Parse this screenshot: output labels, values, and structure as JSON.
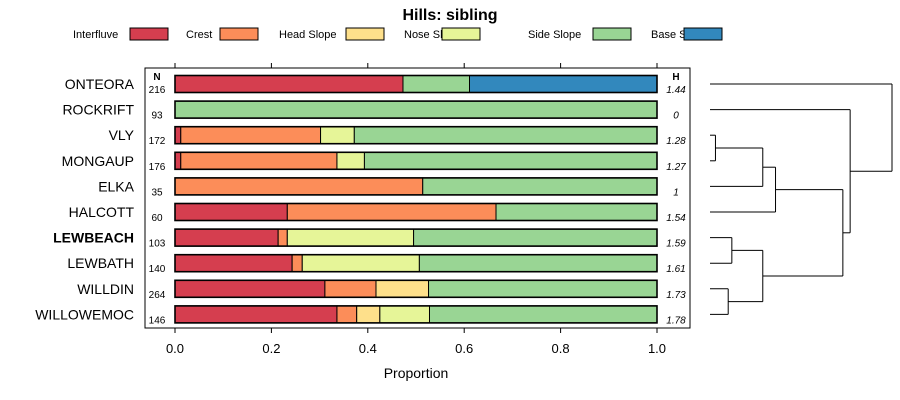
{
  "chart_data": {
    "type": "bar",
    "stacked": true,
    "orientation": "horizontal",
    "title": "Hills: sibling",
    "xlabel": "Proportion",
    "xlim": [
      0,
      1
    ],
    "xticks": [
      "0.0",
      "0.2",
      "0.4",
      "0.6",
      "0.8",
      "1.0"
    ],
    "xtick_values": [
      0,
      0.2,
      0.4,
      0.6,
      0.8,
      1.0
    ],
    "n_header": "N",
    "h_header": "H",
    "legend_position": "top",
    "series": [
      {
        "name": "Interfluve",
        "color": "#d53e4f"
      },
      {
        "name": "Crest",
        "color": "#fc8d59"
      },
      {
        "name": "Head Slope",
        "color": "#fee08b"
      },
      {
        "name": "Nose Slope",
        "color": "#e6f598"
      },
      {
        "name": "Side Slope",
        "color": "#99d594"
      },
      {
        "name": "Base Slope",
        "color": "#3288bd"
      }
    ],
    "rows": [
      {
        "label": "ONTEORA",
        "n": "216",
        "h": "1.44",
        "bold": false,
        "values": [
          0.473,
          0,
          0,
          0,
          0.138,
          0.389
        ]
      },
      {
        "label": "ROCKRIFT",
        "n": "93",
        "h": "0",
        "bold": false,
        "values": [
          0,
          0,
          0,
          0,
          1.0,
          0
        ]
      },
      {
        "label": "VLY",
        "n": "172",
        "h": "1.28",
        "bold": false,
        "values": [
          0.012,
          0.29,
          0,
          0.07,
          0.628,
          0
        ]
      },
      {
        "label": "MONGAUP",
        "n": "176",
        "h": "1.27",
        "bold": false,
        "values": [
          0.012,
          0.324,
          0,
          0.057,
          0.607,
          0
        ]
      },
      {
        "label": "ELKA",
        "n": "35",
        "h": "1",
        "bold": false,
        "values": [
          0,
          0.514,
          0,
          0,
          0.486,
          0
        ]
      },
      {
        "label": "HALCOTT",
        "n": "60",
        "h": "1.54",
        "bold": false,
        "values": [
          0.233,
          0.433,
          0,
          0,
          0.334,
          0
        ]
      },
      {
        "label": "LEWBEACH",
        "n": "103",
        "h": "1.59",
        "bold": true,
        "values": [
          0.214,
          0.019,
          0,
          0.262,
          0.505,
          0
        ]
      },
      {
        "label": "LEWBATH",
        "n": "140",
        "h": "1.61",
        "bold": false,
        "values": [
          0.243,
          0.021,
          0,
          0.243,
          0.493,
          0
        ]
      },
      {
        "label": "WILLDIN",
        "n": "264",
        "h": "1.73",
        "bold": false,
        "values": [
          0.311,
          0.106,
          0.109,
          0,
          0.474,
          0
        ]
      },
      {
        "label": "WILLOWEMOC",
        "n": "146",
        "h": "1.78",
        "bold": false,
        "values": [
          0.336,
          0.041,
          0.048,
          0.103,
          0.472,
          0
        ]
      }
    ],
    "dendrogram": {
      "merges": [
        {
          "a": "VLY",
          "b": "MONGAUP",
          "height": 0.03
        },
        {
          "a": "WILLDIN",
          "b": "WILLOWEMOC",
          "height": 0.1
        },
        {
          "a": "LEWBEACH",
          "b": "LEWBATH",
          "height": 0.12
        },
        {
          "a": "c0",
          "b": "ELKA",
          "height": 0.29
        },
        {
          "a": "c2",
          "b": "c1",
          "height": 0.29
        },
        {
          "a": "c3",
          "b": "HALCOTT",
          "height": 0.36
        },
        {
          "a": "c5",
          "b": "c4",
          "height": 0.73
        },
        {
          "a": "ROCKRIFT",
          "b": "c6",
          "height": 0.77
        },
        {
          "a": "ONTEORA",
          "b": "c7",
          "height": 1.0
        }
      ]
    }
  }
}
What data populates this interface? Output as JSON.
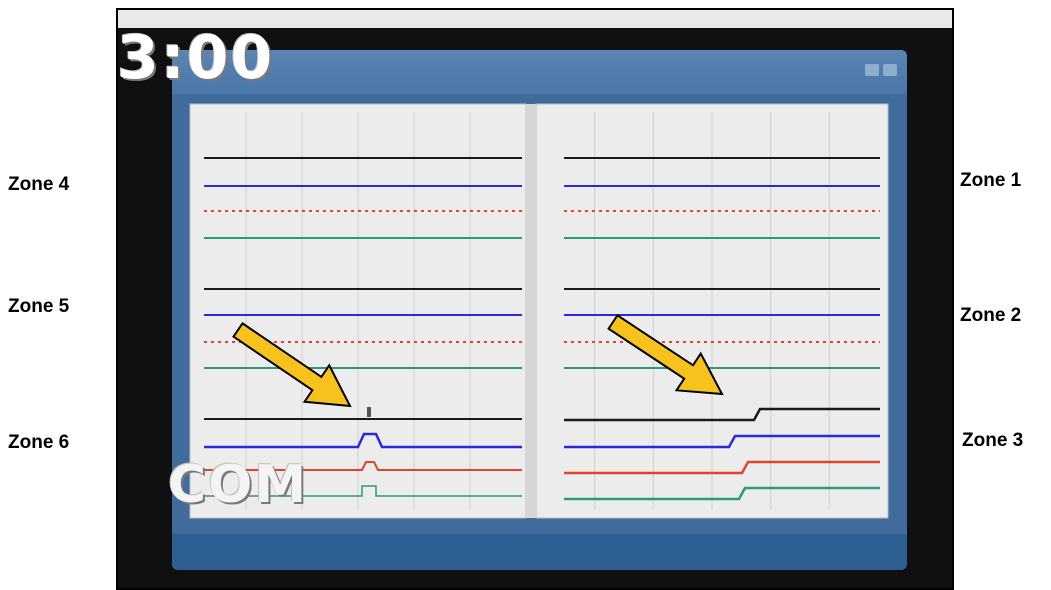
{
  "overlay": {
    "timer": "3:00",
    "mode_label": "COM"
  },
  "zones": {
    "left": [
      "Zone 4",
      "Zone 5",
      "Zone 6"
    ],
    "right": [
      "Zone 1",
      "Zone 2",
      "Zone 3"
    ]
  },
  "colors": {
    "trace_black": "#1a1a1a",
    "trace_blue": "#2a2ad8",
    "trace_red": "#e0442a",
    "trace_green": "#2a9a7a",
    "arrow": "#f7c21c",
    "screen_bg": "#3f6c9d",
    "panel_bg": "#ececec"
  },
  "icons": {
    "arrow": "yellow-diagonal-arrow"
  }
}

_DO THIS_:
Each record should be quoted exactly, with the images omitted.

_WRITTEN SOLUTION_:
Parse this screenshot: output labels, values, and structure as JSON.
{
  "chart_data": {
    "type": "bar",
    "stacked": true,
    "orientation": "horizontal",
    "title": "Hills: sibling",
    "xlabel": "Proportion",
    "xlim": [
      0,
      1
    ],
    "xticks": [
      "0.0",
      "0.2",
      "0.4",
      "0.6",
      "0.8",
      "1.0"
    ],
    "xtick_values": [
      0,
      0.2,
      0.4,
      0.6,
      0.8,
      1.0
    ],
    "n_header": "N",
    "h_header": "H",
    "legend_position": "top",
    "series": [
      {
        "name": "Interfluve",
        "color": "#d53e4f"
      },
      {
        "name": "Crest",
        "color": "#fc8d59"
      },
      {
        "name": "Head Slope",
        "color": "#fee08b"
      },
      {
        "name": "Nose Slope",
        "color": "#e6f598"
      },
      {
        "name": "Side Slope",
        "color": "#99d594"
      },
      {
        "name": "Base Slope",
        "color": "#3288bd"
      }
    ],
    "rows": [
      {
        "label": "ONTEORA",
        "n": "216",
        "h": "1.44",
        "bold": false,
        "values": [
          0.473,
          0,
          0,
          0,
          0.138,
          0.389
        ]
      },
      {
        "label": "ROCKRIFT",
        "n": "93",
        "h": "0",
        "bold": false,
        "values": [
          0,
          0,
          0,
          0,
          1.0,
          0
        ]
      },
      {
        "label": "VLY",
        "n": "172",
        "h": "1.28",
        "bold": false,
        "values": [
          0.012,
          0.29,
          0,
          0.07,
          0.628,
          0
        ]
      },
      {
        "label": "MONGAUP",
        "n": "176",
        "h": "1.27",
        "bold": false,
        "values": [
          0.012,
          0.324,
          0,
          0.057,
          0.607,
          0
        ]
      },
      {
        "label": "ELKA",
        "n": "35",
        "h": "1",
        "bold": false,
        "values": [
          0,
          0.514,
          0,
          0,
          0.486,
          0
        ]
      },
      {
        "label": "HALCOTT",
        "n": "60",
        "h": "1.54",
        "bold": false,
        "values": [
          0.233,
          0.433,
          0,
          0,
          0.334,
          0
        ]
      },
      {
        "label": "LEWBEACH",
        "n": "103",
        "h": "1.59",
        "bold": true,
        "values": [
          0.214,
          0.019,
          0,
          0.262,
          0.505,
          0
        ]
      },
      {
        "label": "LEWBATH",
        "n": "140",
        "h": "1.61",
        "bold": false,
        "values": [
          0.243,
          0.021,
          0,
          0.243,
          0.493,
          0
        ]
      },
      {
        "label": "WILLDIN",
        "n": "264",
        "h": "1.73",
        "bold": false,
        "values": [
          0.311,
          0.106,
          0.109,
          0,
          0.474,
          0
        ]
      },
      {
        "label": "WILLOWEMOC",
        "n": "146",
        "h": "1.78",
        "bold": false,
        "values": [
          0.336,
          0.041,
          0.048,
          0.103,
          0.472,
          0
        ]
      }
    ],
    "dendrogram": {
      "merges": [
        {
          "a": "VLY",
          "b": "MONGAUP",
          "height": 0.03
        },
        {
          "a": "WILLDIN",
          "b": "WILLOWEMOC",
          "height": 0.1
        },
        {
          "a": "LEWBEACH",
          "b": "LEWBATH",
          "height": 0.12
        },
        {
          "a": "c0",
          "b": "ELKA",
          "height": 0.29
        },
        {
          "a": "c2",
          "b": "c1",
          "height": 0.29
        },
        {
          "a": "c3",
          "b": "HALCOTT",
          "height": 0.36
        },
        {
          "a": "c5",
          "b": "c4",
          "height": 0.73
        },
        {
          "a": "ROCKRIFT",
          "b": "c6",
          "height": 0.77
        },
        {
          "a": "ONTEORA",
          "b": "c7",
          "height": 1.0
        }
      ]
    }
  }
}
What data populates this interface? Output as JSON.
{
  "overlay": {
    "timer": "3:00",
    "mode_label": "COM"
  },
  "zones": {
    "left": [
      "Zone 4",
      "Zone 5",
      "Zone 6"
    ],
    "right": [
      "Zone 1",
      "Zone 2",
      "Zone 3"
    ]
  },
  "colors": {
    "trace_black": "#1a1a1a",
    "trace_blue": "#2a2ad8",
    "trace_red": "#e0442a",
    "trace_green": "#2a9a7a",
    "arrow": "#f7c21c",
    "screen_bg": "#3f6c9d",
    "panel_bg": "#ececec"
  },
  "icons": {
    "arrow": "yellow-diagonal-arrow"
  }
}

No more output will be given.